[A block of data]
--*--
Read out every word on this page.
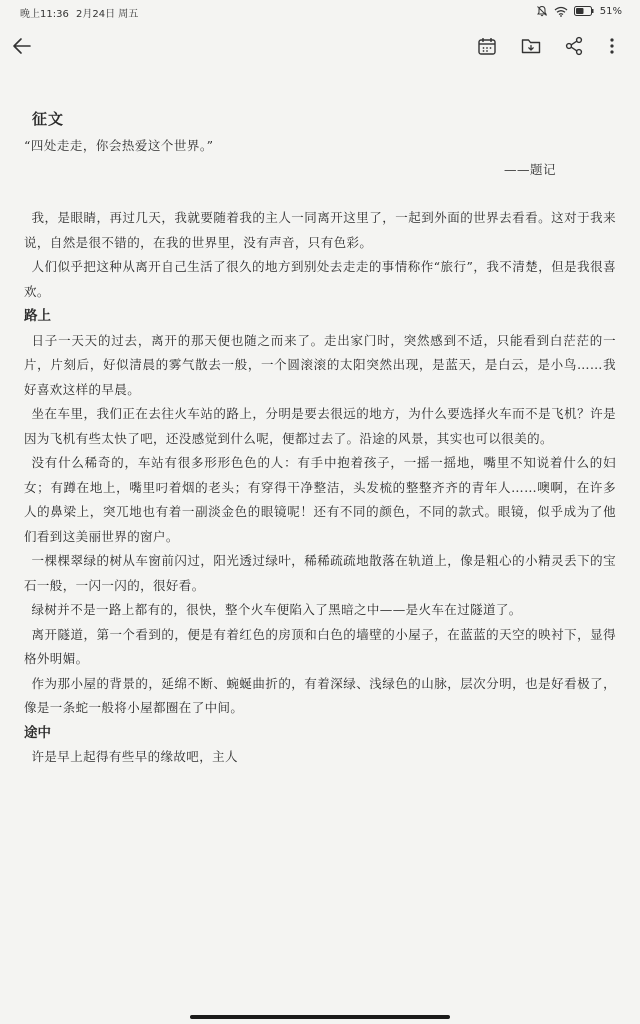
晚上11:36 2月24日 周五	51%
征文
“四处走走，你会热爱这个世界。”
——题记

我，是眼睛，再过几天，我就要随着我的主人一同离开这里了，一起到外面的世界去看看。这对于我来说，自然是很不错的，在我的世界里，没有声音，只有色彩。

人们似乎把这种从离开自己生活了很久的地方到别处去走走的事情称作“旅行”，我不清楚，但是我很喜欢。

路上

日子一天天的过去，离开的那天便也随之而来了。走出家门时，突然感到不适，只能看到白茫茫的一片，片刻后，好似清晨的雾气散去一般，一个圆滚滚的太阳突然出现，是蓝天，是白云，是小鸟……我好喜欢这样的早晨。

坐在车里，我们正在去往火车站的路上，分明是要去很远的地方，为什么要选择火车而不是飞机？许是因为飞机有些太快了吧，还没感觉到什么呢，便都过去了。沿途的风景，其实也可以很美的。

没有什么稀奇的，车站有很多形形色色的人：有手中抱着孩子，一摇一摇地，嘴里不知说着什么的妇女；有蹲在地上，嘴里叼着烟的老头；有穿得干净整洁，头发梳的整整齐齐的青年人……噢啊，在许多人的鼻梁上，突兀地也有着一副淡金色的眼镜呢！还有不同的颜色，不同的款式。眼镜，似乎成为了他们看到这美丽世界的窗户。

一棵棵翠绿的树从车窗前闪过，阳光透过绿叶，稀稀疏疏地散落在轨道上，像是粗心的小精灵丢下的宝石一般，一闪一闪的，很好看。

绿树并不是一路上都有的，很快，整个火车便陷入了黑暗之中——是火车在过隧道了。

离开隧道，第一个看到的，便是有着红色的房顶和白色的墙壁的小屋子，在蓝蓝的天空的映衬下，显得格外明媚。

作为那小屋的背景的，延绵不断、蜿蜒曲折的，有着深绿、浅绿色的山脉，层次分明，也是好看极了，像是一条蛇一般将小屋都圈在了中间。

途中

许是早上起得有些早的缘故吧，主人
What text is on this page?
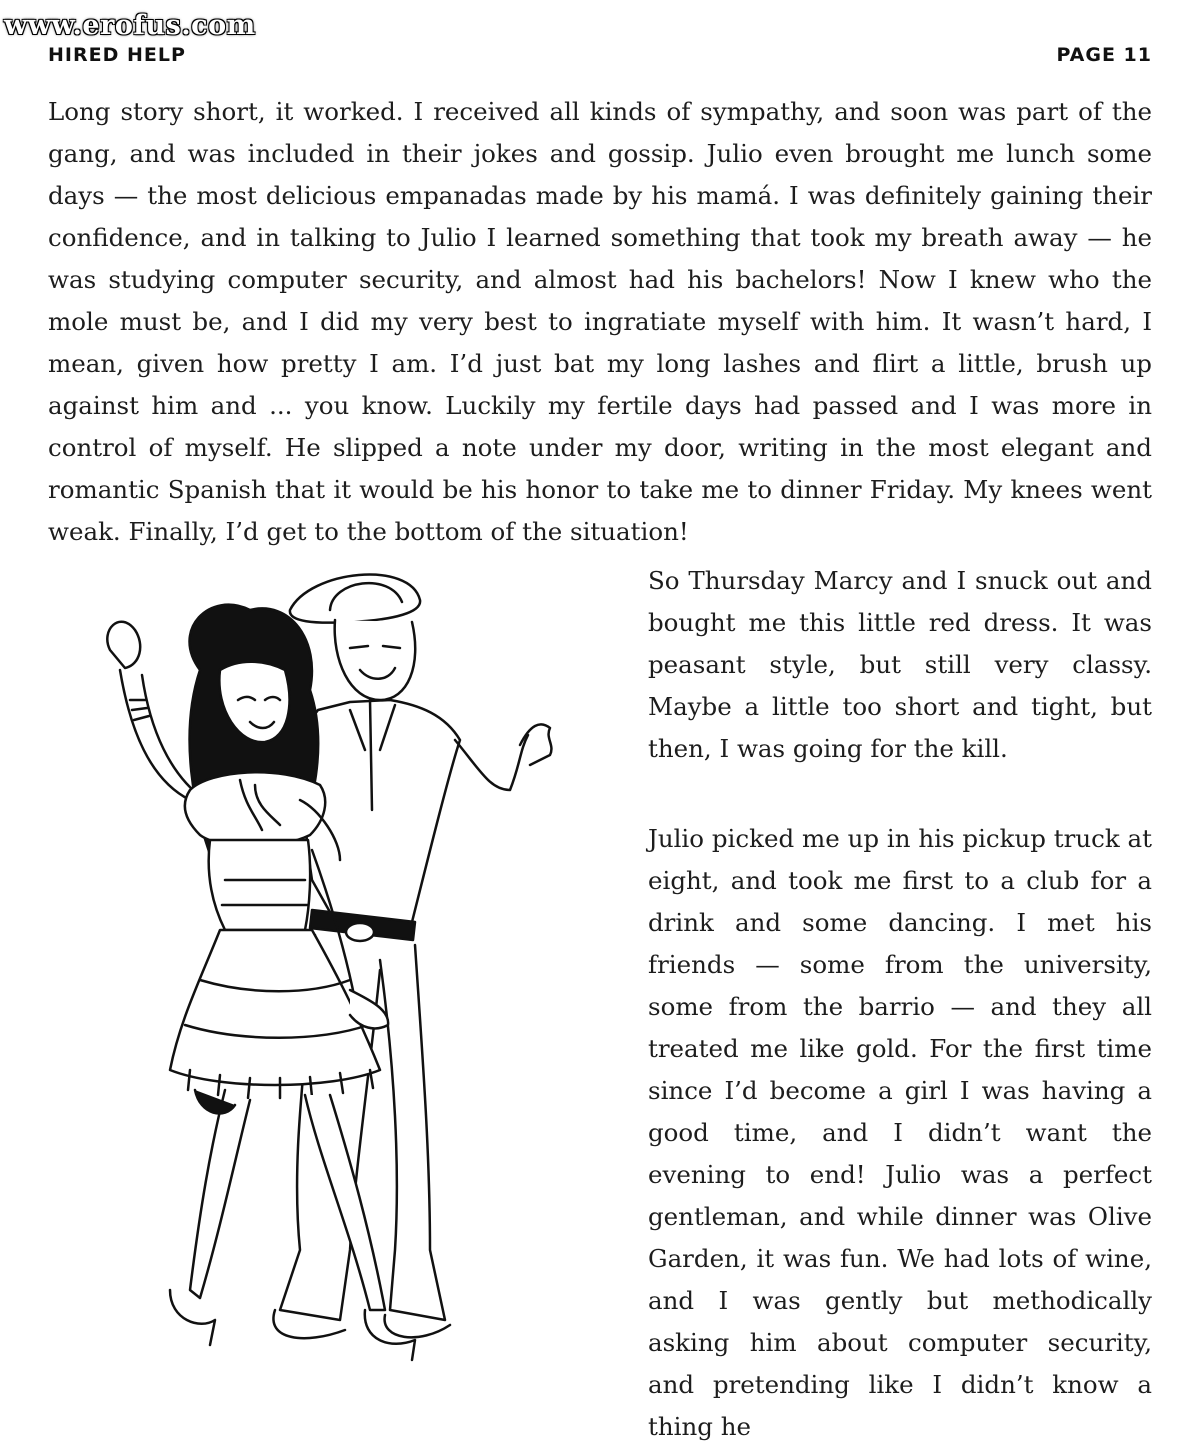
www.erofus.com
HIRED HELP	PAGE 11

Long story short, it worked. I received all kinds of sympathy, and soon was part of the gang, and was included in their jokes and gossip. Julio even brought me lunch some days — the most delicious empanadas made by his mamá. I was definitely gaining their confidence, and in talking to Julio I learned something that took my breath away — he was studying computer security, and almost had his bachelors! Now I knew who the mole must be, and I did my very best to ingratiate myself with him. It wasn’t hard, I mean, given how pretty I am. I’d just bat my long lashes and flirt a little, brush up against him and ... you know. Luckily my fertile days had passed and I was more in control of myself. He slipped a note under my door, writing in the most elegant and romantic Spanish that it would be his honor to take me to dinner Friday. My knees went weak. Finally, I’d get to the bottom of the situation!

So Thursday Marcy and I snuck out and bought me this little red dress. It was peasant style, but still very classy. Maybe a little too short and tight, but then, I was going for the kill.

Julio picked me up in his pickup truck at eight, and took me first to a club for a drink and some dancing. I met his friends — some from the university, some from the barrio — and they all treated me like gold. For the first time since I’d become a girl I was having a good time, and I didn’t want the evening to end! Julio was a perfect gentleman, and while dinner was Olive Garden, it was fun. We had lots of wine, and I was gently but methodically asking him about computer security, and pretending like I didn’t know a thing he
--*--
## Your instructions
Images should not appear in the copy; retype the listing above exactly.

## Answer to the problem
Read out every word on this page.
晚上11:36 2月24日 周五	51%
征文
“四处走走，你会热爱这个世界。”
——题记

我，是眼睛，再过几天，我就要随着我的主人一同离开这里了，一起到外面的世界去看看。这对于我来说，自然是很不错的，在我的世界里，没有声音，只有色彩。

人们似乎把这种从离开自己生活了很久的地方到别处去走走的事情称作“旅行”，我不清楚，但是我很喜欢。

路上

日子一天天的过去，离开的那天便也随之而来了。走出家门时，突然感到不适，只能看到白茫茫的一片，片刻后，好似清晨的雾气散去一般，一个圆滚滚的太阳突然出现，是蓝天，是白云，是小鸟……我好喜欢这样的早晨。

坐在车里，我们正在去往火车站的路上，分明是要去很远的地方，为什么要选择火车而不是飞机？许是因为飞机有些太快了吧，还没感觉到什么呢，便都过去了。沿途的风景，其实也可以很美的。

没有什么稀奇的，车站有很多形形色色的人：有手中抱着孩子，一摇一摇地，嘴里不知说着什么的妇女；有蹲在地上，嘴里叼着烟的老头；有穿得干净整洁，头发梳的整整齐齐的青年人……噢啊，在许多人的鼻梁上，突兀地也有着一副淡金色的眼镜呢！还有不同的颜色，不同的款式。眼镜，似乎成为了他们看到这美丽世界的窗户。

一棵棵翠绿的树从车窗前闪过，阳光透过绿叶，稀稀疏疏地散落在轨道上，像是粗心的小精灵丢下的宝石一般，一闪一闪的，很好看。

绿树并不是一路上都有的，很快，整个火车便陷入了黑暗之中——是火车在过隧道了。

离开隧道，第一个看到的，便是有着红色的房顶和白色的墙壁的小屋子，在蓝蓝的天空的映衬下，显得格外明媚。

作为那小屋的背景的，延绵不断、蜿蜒曲折的，有着深绿、浅绿色的山脉，层次分明，也是好看极了，像是一条蛇一般将小屋都圈在了中间。

途中

许是早上起得有些早的缘故吧，主人
What text is on this page?
www.erofus.com
HIRED HELP	PAGE 11

Long story short, it worked. I received all kinds of sympathy, and soon was part of the gang, and was included in their jokes and gossip. Julio even brought me lunch some days — the most delicious empanadas made by his mamá. I was definitely gaining their confidence, and in talking to Julio I learned something that took my breath away — he was studying computer security, and almost had his bachelors! Now I knew who the mole must be, and I did my very best to ingratiate myself with him. It wasn’t hard, I mean, given how pretty I am. I’d just bat my long lashes and flirt a little, brush up against him and ... you know. Luckily my fertile days had passed and I was more in control of myself. He slipped a note under my door, writing in the most elegant and romantic Spanish that it would be his honor to take me to dinner Friday. My knees went weak. Finally, I’d get to the bottom of the situation!

So Thursday Marcy and I snuck out and bought me this little red dress. It was peasant style, but still very classy. Maybe a little too short and tight, but then, I was going for the kill.

Julio picked me up in his pickup truck at eight, and took me first to a club for a drink and some dancing. I met his friends — some from the university, some from the barrio — and they all treated me like gold. For the first time since I’d become a girl I was having a good time, and I didn’t want the evening to end! Julio was a perfect gentleman, and while dinner was Olive Garden, it was fun. We had lots of wine, and I was gently but methodically asking him about computer security, and pretending like I didn’t know a thing he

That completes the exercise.